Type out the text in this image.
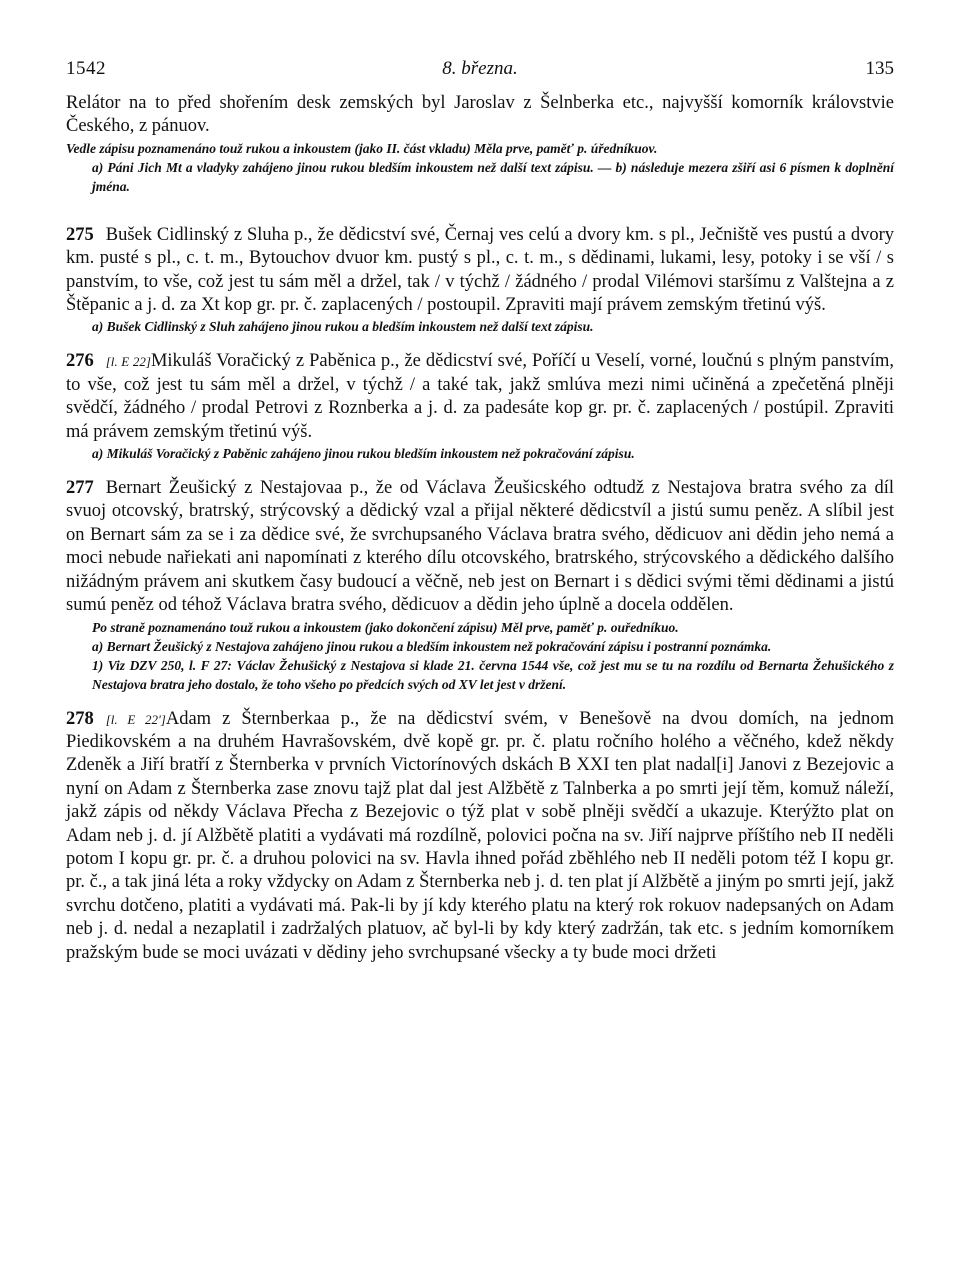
1542	8. března.	135

Relátor na to před shořením desk zemských byl Jaroslav z Šelnberka etc., najvyšší komorník královstvie Českého, z pánuov.

Vedle zápisu poznamenáno touž rukou a inkoustem (jako II. část vkladu) Měla prve, paměť p. úředníkuov.

a) Páni Jich Mt a vladyky zahájeno jinou rukou bledším inkoustem než další text zápisu. — b) následuje mezera zšiří asi 6 písmen k doplnění jména.

275 Bušek Cidlinský z Sluha p., že dědicství své, Černaj ves celú a dvory km. s pl., Ječniště ves pustú a dvory km. pusté s pl., c. t. m., Bytouchov dvuor km. pustý s pl., c. t. m., s dědinami, lukami, lesy, potoky i se vší / s panstvím, to vše, což jest tu sám měl a držel, tak / v týchž / žádného / prodal Vilémovi staršímu z Valštejna a z Štěpanic a j. d. za Xt kop gr. pr. č. zaplacených / postoupil. Zpraviti mají právem zemským třetinú výš.

a) Bušek Cidlinský z Sluh zahájeno jinou rukou a bledším inkoustem než další text zápisu.

276 [l. E 22]Mikuláš Voračický z Paběnica p., že dědicství své, Poříčí u Veselí, vorné, loučnú s plným panstvím, to vše, což jest tu sám měl a držel, v týchž / a také tak, jakž smlúva mezi nimi učiněná a zpečetěná plněji svědčí, žádného / prodal Petrovi z Roznberka a j. d. za padesáte kop gr. pr. č. zaplacených / postúpil. Zpraviti má právem zemským třetinú výš.

a) Mikuláš Voračický z Paběnic zahájeno jinou rukou bledším inkoustem než pokračování zápisu.

277 Bernart Žeušický z Nestajovaa p., že od Václava Žeušicského odtudž z Nestajova bratra svého za díl svuoj otcovský, bratrský, strýcovský a dědický vzal a přijal některé dědicstvíl a jistú sumu peněz. A slíbil jest on Bernart sám za se i za dědice své, že svrchupsaného Václava bratra svého, dědicuov ani dědin jeho nemá a moci nebude nařiekati ani napomínati z kterého dílu otcovského, bratrského, strýcovského a dědického dalšího nižádným právem ani skutkem časy budoucí a věčně, neb jest on Bernart i s dědici svými těmi dědinami a jistú sumú peněz od téhož Václava bratra svého, dědicuov a dědin jeho úplně a docela oddělen.

Po straně poznamenáno touž rukou a inkoustem (jako dokončení zápisu) Měl prve, paměť p. ouředníkuo.

a) Bernart Žeušický z Nestajova zahájeno jinou rukou a bledším inkoustem než pokračování zápisu i postranní poznámka.

1) Viz DZV 250, l. F 27: Václav Žehušický z Nestajova si klade 21. června 1544 vše, což jest mu se tu na rozdílu od Bernarta Žehušického z Nestajova bratra jeho dostalo, že toho všeho po předcích svých od XV let jest v držení.

278 [l. E 22']Adam z Šternberkaa p., že na dědicství svém, v Benešově na dvou domích, na jednom Piedikovském a na druhém Havrašovském, dvě kopě gr. pr. č. platu ročního holého a věčného, kdež někdy Zdeněk a Jiří bratří z Šternberka v prvních Victorínových dskách B XXI ten plat nadal[i] Janovi z Bezejovic a nyní on Adam z Šternberka zase znovu tajž plat dal jest Alžbětě z Talnberka a po smrti její těm, komuž náleží, jakž zápis od někdy Václava Přecha z Bezejovic o týž plat v sobě plněji svědčí a ukazuje. Kterýžto plat on Adam neb j. d. jí Alžbětě platiti a vydávati má rozdílně, polovici počna na sv. Jiří najprve příštího neb II neděli potom I kopu gr. pr. č. a druhou polovici na sv. Havla ihned pořád zběhlého neb II neděli potom též I kopu gr. pr. č., a tak jiná léta a roky vždycky on Adam z Šternberka neb j. d. ten plat jí Alžbětě a jiným po smrti její, jakž svrchu dotčeno, platiti a vydávati má. Pak-li by jí kdy kterého platu na který rok rokuov nadepsaných on Adam neb j. d. nedal a nezaplatil i zadržalých platuov, ač byl-li by kdy který zadržán, tak etc. s jedním komorníkem pražským bude se moci uvázati v dědiny jeho svrchupsané všecky a ty bude moci držeti
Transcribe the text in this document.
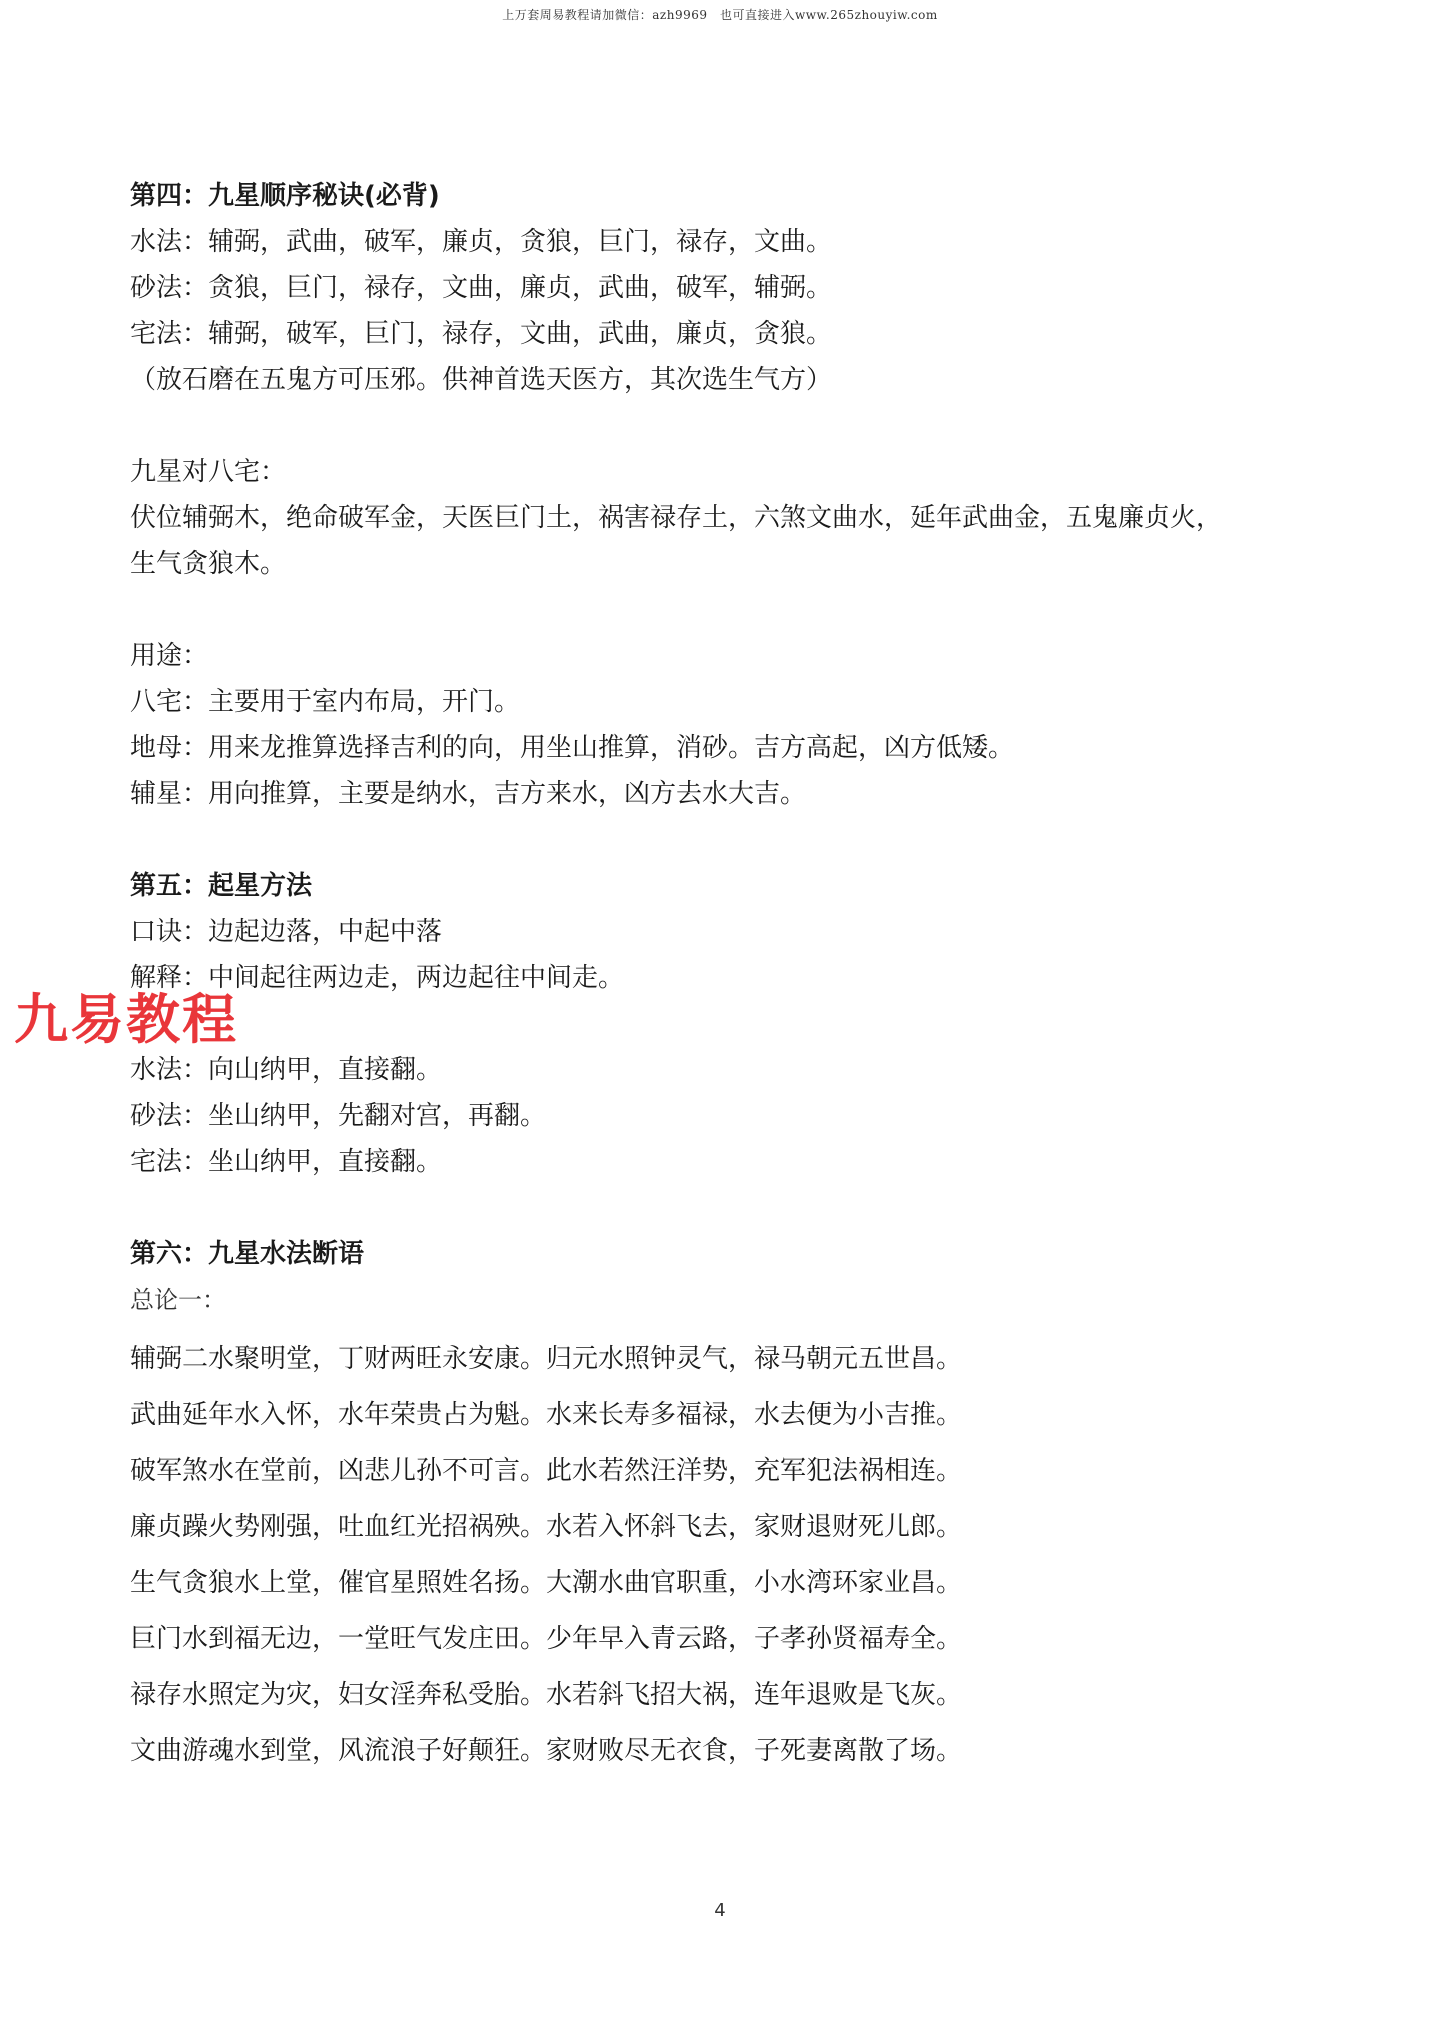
上万套周易教程请加微信：azh9969　也可直接进入www.265zhouyiw.com
第四：九星顺序秘诀(必背)
水法：辅弼，武曲，破军，廉贞，贪狼，巨门，禄存，文曲。
砂法：贪狼，巨门，禄存，文曲，廉贞，武曲，破军，辅弼。
宅法：辅弼，破军，巨门，禄存，文曲，武曲，廉贞，贪狼。
（放石磨在五鬼方可压邪。供神首选天医方，其次选生气方）
九星对八宅：
伏位辅弼木，绝命破军金，天医巨门土，祸害禄存土，六煞文曲水，延年武曲金，五鬼廉贞火，
生气贪狼木。
用途：
八宅：主要用于室内布局，开门。
地母：用来龙推算选择吉利的向，用坐山推算，消砂。吉方高起，凶方低矮。
辅星：用向推算，主要是纳水，吉方来水，凶方去水大吉。
第五：起星方法
口诀：边起边落，中起中落
解释：中间起往两边走，两边起往中间走。
水法：向山纳甲，直接翻。
砂法：坐山纳甲，先翻对宫，再翻。
宅法：坐山纳甲，直接翻。
第六：九星水法断语
总论一：
辅弼二水聚明堂，丁财两旺永安康。归元水照钟灵气，禄马朝元五世昌。
武曲延年水入怀，水年荣贵占为魁。水来长寿多福禄，水去便为小吉推。
破军煞水在堂前，凶悲儿孙不可言。此水若然汪洋势，充军犯法祸相连。
廉贞躁火势刚强，吐血红光招祸殃。水若入怀斜飞去，家财退财死儿郎。
生气贪狼水上堂，催官星照姓名扬。大潮水曲官职重，小水湾环家业昌。
巨门水到福无边，一堂旺气发庄田。少年早入青云路，子孝孙贤福寿全。
禄存水照定为灾，妇女淫奔私受胎。水若斜飞招大祸，连年退败是飞灰。
文曲游魂水到堂，风流浪子好颠狂。家财败尽无衣食，子死妻离散了场。
九易教程
4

——————————

EXERCISE INSTRUCTIONS: Give again the lines from the line that contains "Transcribe the text in this document." through the last line of the material above, exactly and with both ends included. Omit the pictures.

WRITTEN SOLUTION:
Transcribe the text in this document.
上万套周易教程请加微信：azh9969　也可直接进入www.265zhouyiw.com
第四：九星顺序秘诀(必背)
水法：辅弼，武曲，破军，廉贞，贪狼，巨门，禄存，文曲。
砂法：贪狼，巨门，禄存，文曲，廉贞，武曲，破军，辅弼。
宅法：辅弼，破军，巨门，禄存，文曲，武曲，廉贞，贪狼。
（放石磨在五鬼方可压邪。供神首选天医方，其次选生气方）
九星对八宅：
伏位辅弼木，绝命破军金，天医巨门土，祸害禄存土，六煞文曲水，延年武曲金，五鬼廉贞火，
生气贪狼木。
用途：
八宅：主要用于室内布局，开门。
地母：用来龙推算选择吉利的向，用坐山推算，消砂。吉方高起，凶方低矮。
辅星：用向推算，主要是纳水，吉方来水，凶方去水大吉。
第五：起星方法
口诀：边起边落，中起中落
解释：中间起往两边走，两边起往中间走。
水法：向山纳甲，直接翻。
砂法：坐山纳甲，先翻对宫，再翻。
宅法：坐山纳甲，直接翻。
第六：九星水法断语
总论一：
辅弼二水聚明堂，丁财两旺永安康。归元水照钟灵气，禄马朝元五世昌。
武曲延年水入怀，水年荣贵占为魁。水来长寿多福禄，水去便为小吉推。
破军煞水在堂前，凶悲儿孙不可言。此水若然汪洋势，充军犯法祸相连。
廉贞躁火势刚强，吐血红光招祸殃。水若入怀斜飞去，家财退财死儿郎。
生气贪狼水上堂，催官星照姓名扬。大潮水曲官职重，小水湾环家业昌。
巨门水到福无边，一堂旺气发庄田。少年早入青云路，子孝孙贤福寿全。
禄存水照定为灾，妇女淫奔私受胎。水若斜飞招大祸，连年退败是飞灰。
文曲游魂水到堂，风流浪子好颠狂。家财败尽无衣食，子死妻离散了场。
九易教程
4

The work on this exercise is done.